:: Data extract ::

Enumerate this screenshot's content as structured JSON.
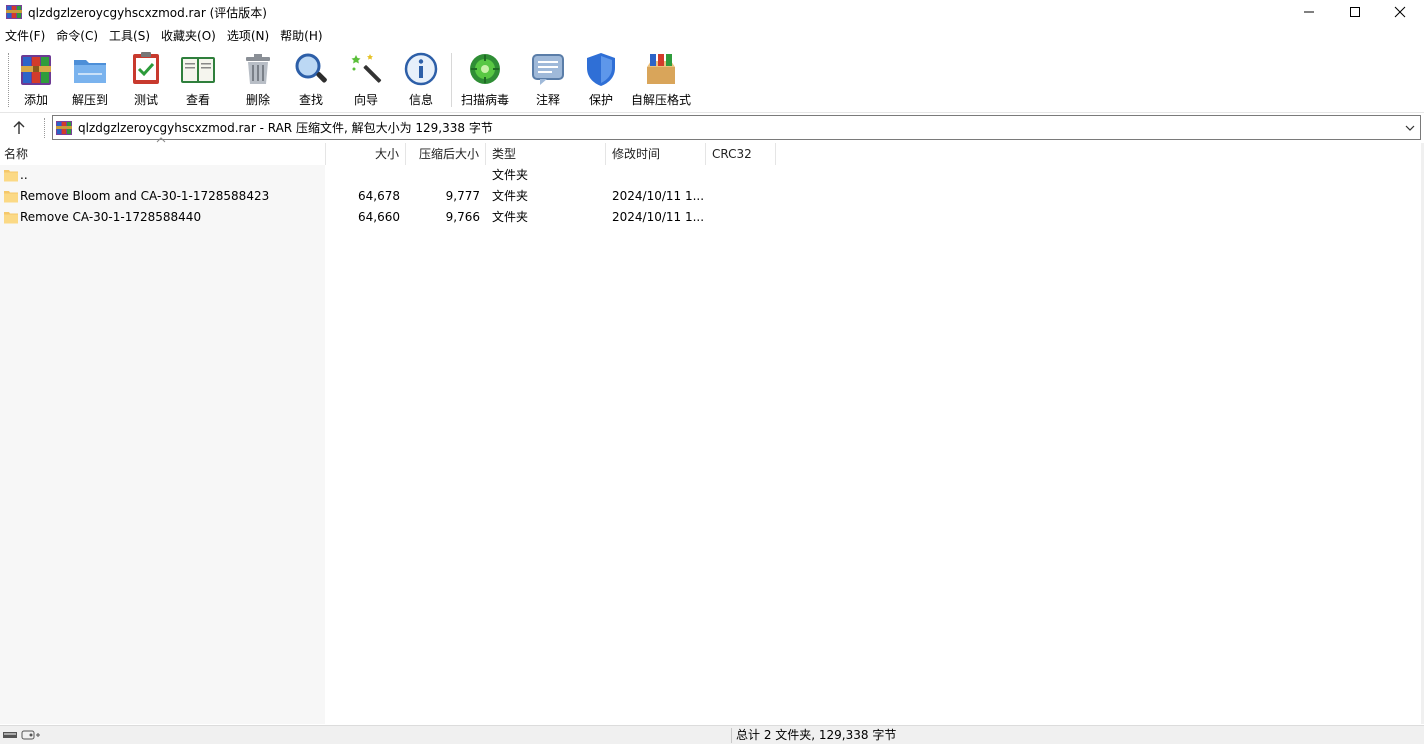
{
  "window": {
    "title": "qlzdgzlzeroycgyhscxzmod.rar (评估版本)"
  },
  "menu": [
    "文件(F)",
    "命令(C)",
    "工具(S)",
    "收藏夹(O)",
    "选项(N)",
    "帮助(H)"
  ],
  "toolbar": [
    {
      "label": "添加",
      "icon": "add-archive-icon"
    },
    {
      "label": "解压到",
      "icon": "extract-to-icon"
    },
    {
      "label": "测试",
      "icon": "test-icon"
    },
    {
      "label": "查看",
      "icon": "view-book-icon"
    },
    {
      "label": "删除",
      "icon": "trash-icon"
    },
    {
      "label": "查找",
      "icon": "magnifier-icon"
    },
    {
      "label": "向导",
      "icon": "wizard-wand-icon"
    },
    {
      "label": "信息",
      "icon": "info-icon"
    },
    {
      "label": "扫描病毒",
      "icon": "virus-scan-icon"
    },
    {
      "label": "注释",
      "icon": "comment-icon"
    },
    {
      "label": "保护",
      "icon": "shield-icon"
    },
    {
      "label": "自解压格式",
      "icon": "sfx-box-icon"
    }
  ],
  "address": {
    "text": "qlzdgzlzeroycgyhscxzmod.rar - RAR 压缩文件, 解包大小为 129,338 字节"
  },
  "columns": [
    "名称",
    "大小",
    "压缩后大小",
    "类型",
    "修改时间",
    "CRC32"
  ],
  "rows": [
    {
      "name": "..",
      "size": "",
      "packed": "",
      "type": "文件夹",
      "modified": "",
      "crc": ""
    },
    {
      "name": "Remove Bloom and CA-30-1-1728588423",
      "size": "64,678",
      "packed": "9,777",
      "type": "文件夹",
      "modified": "2024/10/11 1...",
      "crc": ""
    },
    {
      "name": "Remove CA-30-1-1728588440",
      "size": "64,660",
      "packed": "9,766",
      "type": "文件夹",
      "modified": "2024/10/11 1...",
      "crc": ""
    }
  ],
  "status": {
    "text": "总计 2 文件夹, 129,338 字节"
  },
  "colors": {
    "folder": "#f5c86a",
    "window_bg": "#ffffff",
    "name_column_bg": "#f7f7f7",
    "statusbar_bg": "#f0f0f0"
  }
}
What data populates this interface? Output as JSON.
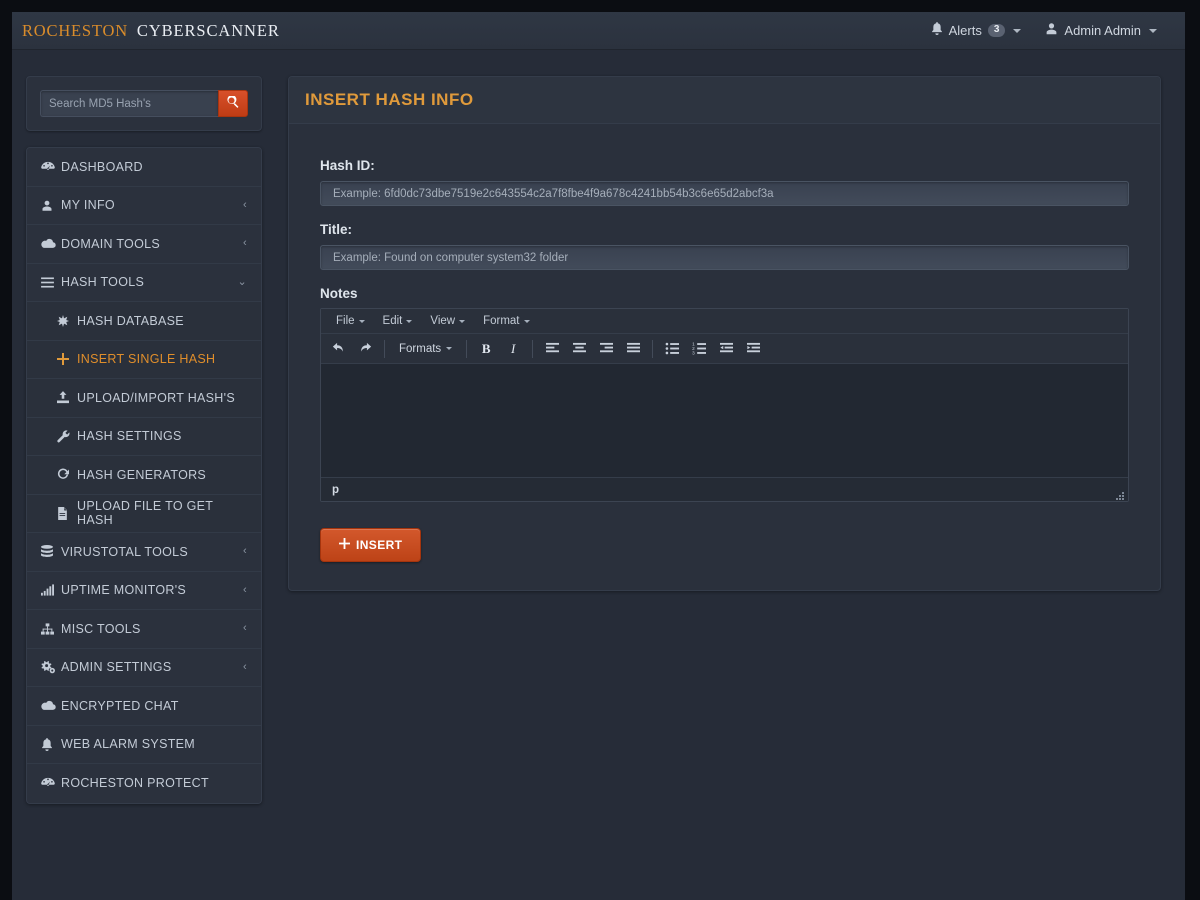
{
  "brand": {
    "company": "ROCHESTON",
    "product": "CYBERSCANNER"
  },
  "navbar": {
    "alerts_label": "Alerts",
    "alerts_count": "3",
    "user_label": "Admin Admin",
    "bell_icon": "bell-icon",
    "user_icon": "user-icon"
  },
  "sidebar": {
    "search": {
      "placeholder": "Search MD5 Hash's",
      "value": "",
      "button_icon": "search-icon"
    },
    "items": [
      {
        "label": "DASHBOARD",
        "icon": "dashboard-icon",
        "chevron": "",
        "sub": false,
        "active": false
      },
      {
        "label": "MY INFO",
        "icon": "user-icon",
        "chevron": "‹",
        "sub": false,
        "active": false
      },
      {
        "label": "DOMAIN TOOLS",
        "icon": "cloud-icon",
        "chevron": "‹",
        "sub": false,
        "active": false
      },
      {
        "label": "HASH TOOLS",
        "icon": "bars-icon",
        "chevron": "⌄",
        "sub": false,
        "active": false
      },
      {
        "label": "HASH DATABASE",
        "icon": "asterisk-icon",
        "chevron": "",
        "sub": true,
        "active": false
      },
      {
        "label": "INSERT SINGLE HASH",
        "icon": "plus-icon",
        "chevron": "",
        "sub": true,
        "active": true
      },
      {
        "label": "UPLOAD/IMPORT HASH'S",
        "icon": "upload-icon",
        "chevron": "",
        "sub": true,
        "active": false
      },
      {
        "label": "HASH SETTINGS",
        "icon": "wrench-icon",
        "chevron": "",
        "sub": true,
        "active": false
      },
      {
        "label": "HASH GENERATORS",
        "icon": "refresh-icon",
        "chevron": "",
        "sub": true,
        "active": false
      },
      {
        "label": "UPLOAD FILE TO GET HASH",
        "icon": "file-icon",
        "chevron": "",
        "sub": true,
        "active": false
      },
      {
        "label": "VIRUSTOTAL TOOLS",
        "icon": "database-icon",
        "chevron": "‹",
        "sub": false,
        "active": false
      },
      {
        "label": "UPTIME MONITOR'S",
        "icon": "signal-icon",
        "chevron": "‹",
        "sub": false,
        "active": false
      },
      {
        "label": "MISC TOOLS",
        "icon": "sitemap-icon",
        "chevron": "‹",
        "sub": false,
        "active": false
      },
      {
        "label": "ADMIN SETTINGS",
        "icon": "gears-icon",
        "chevron": "‹",
        "sub": false,
        "active": false
      },
      {
        "label": "ENCRYPTED CHAT",
        "icon": "cloud-icon",
        "chevron": "",
        "sub": false,
        "active": false
      },
      {
        "label": "WEB ALARM SYSTEM",
        "icon": "bell-icon",
        "chevron": "",
        "sub": false,
        "active": false
      },
      {
        "label": "ROCHESTON PROTECT",
        "icon": "dashboard-icon",
        "chevron": "",
        "sub": false,
        "active": false
      }
    ]
  },
  "panel": {
    "title": "INSERT HASH INFO",
    "hash_id": {
      "label": "Hash ID:",
      "placeholder": "Example: 6fd0dc73dbe7519e2c643554c2a7f8fbe4f9a678c4241bb54b3c6e65d2abcf3a",
      "value": ""
    },
    "title_field": {
      "label": "Title:",
      "placeholder": "Example: Found on computer system32 folder",
      "value": ""
    },
    "notes": {
      "label": "Notes",
      "menubar": [
        "File",
        "Edit",
        "View",
        "Format"
      ],
      "toolbar": {
        "undo": "undo-icon",
        "redo": "redo-icon",
        "formats_label": "Formats",
        "bold": "B",
        "italic": "I",
        "align_left": "align-left-icon",
        "align_center": "align-center-icon",
        "align_right": "align-right-icon",
        "align_justify": "align-justify-icon",
        "bullet_list": "bullet-list-icon",
        "numbered_list": "numbered-list-icon",
        "outdent": "outdent-icon",
        "indent": "indent-icon"
      },
      "content": "",
      "status_path": "p"
    },
    "submit_label": "INSERT",
    "submit_icon": "plus-icon"
  },
  "colors": {
    "accent_orange": "#e09a3b",
    "button_red": "#c8471c",
    "panel_bg": "#2a303c",
    "page_bg": "#262c38"
  }
}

:: Exercise details ::
An exact copy of the listing is required, excluding any pictures.

:: Written response ::
Enumerate this screenshot's content as structured JSON.
{
  "window": {
    "title": "qlzdgzlzeroycgyhscxzmod.rar (评估版本)"
  },
  "menu": [
    "文件(F)",
    "命令(C)",
    "工具(S)",
    "收藏夹(O)",
    "选项(N)",
    "帮助(H)"
  ],
  "toolbar": [
    {
      "label": "添加",
      "icon": "add-archive-icon"
    },
    {
      "label": "解压到",
      "icon": "extract-to-icon"
    },
    {
      "label": "测试",
      "icon": "test-icon"
    },
    {
      "label": "查看",
      "icon": "view-book-icon"
    },
    {
      "label": "删除",
      "icon": "trash-icon"
    },
    {
      "label": "查找",
      "icon": "magnifier-icon"
    },
    {
      "label": "向导",
      "icon": "wizard-wand-icon"
    },
    {
      "label": "信息",
      "icon": "info-icon"
    },
    {
      "label": "扫描病毒",
      "icon": "virus-scan-icon"
    },
    {
      "label": "注释",
      "icon": "comment-icon"
    },
    {
      "label": "保护",
      "icon": "shield-icon"
    },
    {
      "label": "自解压格式",
      "icon": "sfx-box-icon"
    }
  ],
  "address": {
    "text": "qlzdgzlzeroycgyhscxzmod.rar - RAR 压缩文件, 解包大小为 129,338 字节"
  },
  "columns": [
    "名称",
    "大小",
    "压缩后大小",
    "类型",
    "修改时间",
    "CRC32"
  ],
  "rows": [
    {
      "name": "..",
      "size": "",
      "packed": "",
      "type": "文件夹",
      "modified": "",
      "crc": ""
    },
    {
      "name": "Remove Bloom and CA-30-1-1728588423",
      "size": "64,678",
      "packed": "9,777",
      "type": "文件夹",
      "modified": "2024/10/11 1...",
      "crc": ""
    },
    {
      "name": "Remove CA-30-1-1728588440",
      "size": "64,660",
      "packed": "9,766",
      "type": "文件夹",
      "modified": "2024/10/11 1...",
      "crc": ""
    }
  ],
  "status": {
    "text": "总计 2 文件夹, 129,338 字节"
  },
  "colors": {
    "folder": "#f5c86a",
    "window_bg": "#ffffff",
    "name_column_bg": "#f7f7f7",
    "statusbar_bg": "#f0f0f0"
  }
}
What data populates this interface? Output as JSON.
{
  "brand": {
    "company": "ROCHESTON",
    "product": "CYBERSCANNER"
  },
  "navbar": {
    "alerts_label": "Alerts",
    "alerts_count": "3",
    "user_label": "Admin Admin",
    "bell_icon": "bell-icon",
    "user_icon": "user-icon"
  },
  "sidebar": {
    "search": {
      "placeholder": "Search MD5 Hash's",
      "value": "",
      "button_icon": "search-icon"
    },
    "items": [
      {
        "label": "DASHBOARD",
        "icon": "dashboard-icon",
        "chevron": "",
        "sub": false,
        "active": false
      },
      {
        "label": "MY INFO",
        "icon": "user-icon",
        "chevron": "‹",
        "sub": false,
        "active": false
      },
      {
        "label": "DOMAIN TOOLS",
        "icon": "cloud-icon",
        "chevron": "‹",
        "sub": false,
        "active": false
      },
      {
        "label": "HASH TOOLS",
        "icon": "bars-icon",
        "chevron": "⌄",
        "sub": false,
        "active": false
      },
      {
        "label": "HASH DATABASE",
        "icon": "asterisk-icon",
        "chevron": "",
        "sub": true,
        "active": false
      },
      {
        "label": "INSERT SINGLE HASH",
        "icon": "plus-icon",
        "chevron": "",
        "sub": true,
        "active": true
      },
      {
        "label": "UPLOAD/IMPORT HASH'S",
        "icon": "upload-icon",
        "chevron": "",
        "sub": true,
        "active": false
      },
      {
        "label": "HASH SETTINGS",
        "icon": "wrench-icon",
        "chevron": "",
        "sub": true,
        "active": false
      },
      {
        "label": "HASH GENERATORS",
        "icon": "refresh-icon",
        "chevron": "",
        "sub": true,
        "active": false
      },
      {
        "label": "UPLOAD FILE TO GET HASH",
        "icon": "file-icon",
        "chevron": "",
        "sub": true,
        "active": false
      },
      {
        "label": "VIRUSTOTAL TOOLS",
        "icon": "database-icon",
        "chevron": "‹",
        "sub": false,
        "active": false
      },
      {
        "label": "UPTIME MONITOR'S",
        "icon": "signal-icon",
        "chevron": "‹",
        "sub": false,
        "active": false
      },
      {
        "label": "MISC TOOLS",
        "icon": "sitemap-icon",
        "chevron": "‹",
        "sub": false,
        "active": false
      },
      {
        "label": "ADMIN SETTINGS",
        "icon": "gears-icon",
        "chevron": "‹",
        "sub": false,
        "active": false
      },
      {
        "label": "ENCRYPTED CHAT",
        "icon": "cloud-icon",
        "chevron": "",
        "sub": false,
        "active": false
      },
      {
        "label": "WEB ALARM SYSTEM",
        "icon": "bell-icon",
        "chevron": "",
        "sub": false,
        "active": false
      },
      {
        "label": "ROCHESTON PROTECT",
        "icon": "dashboard-icon",
        "chevron": "",
        "sub": false,
        "active": false
      }
    ]
  },
  "panel": {
    "title": "INSERT HASH INFO",
    "hash_id": {
      "label": "Hash ID:",
      "placeholder": "Example: 6fd0dc73dbe7519e2c643554c2a7f8fbe4f9a678c4241bb54b3c6e65d2abcf3a",
      "value": ""
    },
    "title_field": {
      "label": "Title:",
      "placeholder": "Example: Found on computer system32 folder",
      "value": ""
    },
    "notes": {
      "label": "Notes",
      "menubar": [
        "File",
        "Edit",
        "View",
        "Format"
      ],
      "toolbar": {
        "undo": "undo-icon",
        "redo": "redo-icon",
        "formats_label": "Formats",
        "bold": "B",
        "italic": "I",
        "align_left": "align-left-icon",
        "align_center": "align-center-icon",
        "align_right": "align-right-icon",
        "align_justify": "align-justify-icon",
        "bullet_list": "bullet-list-icon",
        "numbered_list": "numbered-list-icon",
        "outdent": "outdent-icon",
        "indent": "indent-icon"
      },
      "content": "",
      "status_path": "p"
    },
    "submit_label": "INSERT",
    "submit_icon": "plus-icon"
  },
  "colors": {
    "accent_orange": "#e09a3b",
    "button_red": "#c8471c",
    "panel_bg": "#2a303c",
    "page_bg": "#262c38"
  }
}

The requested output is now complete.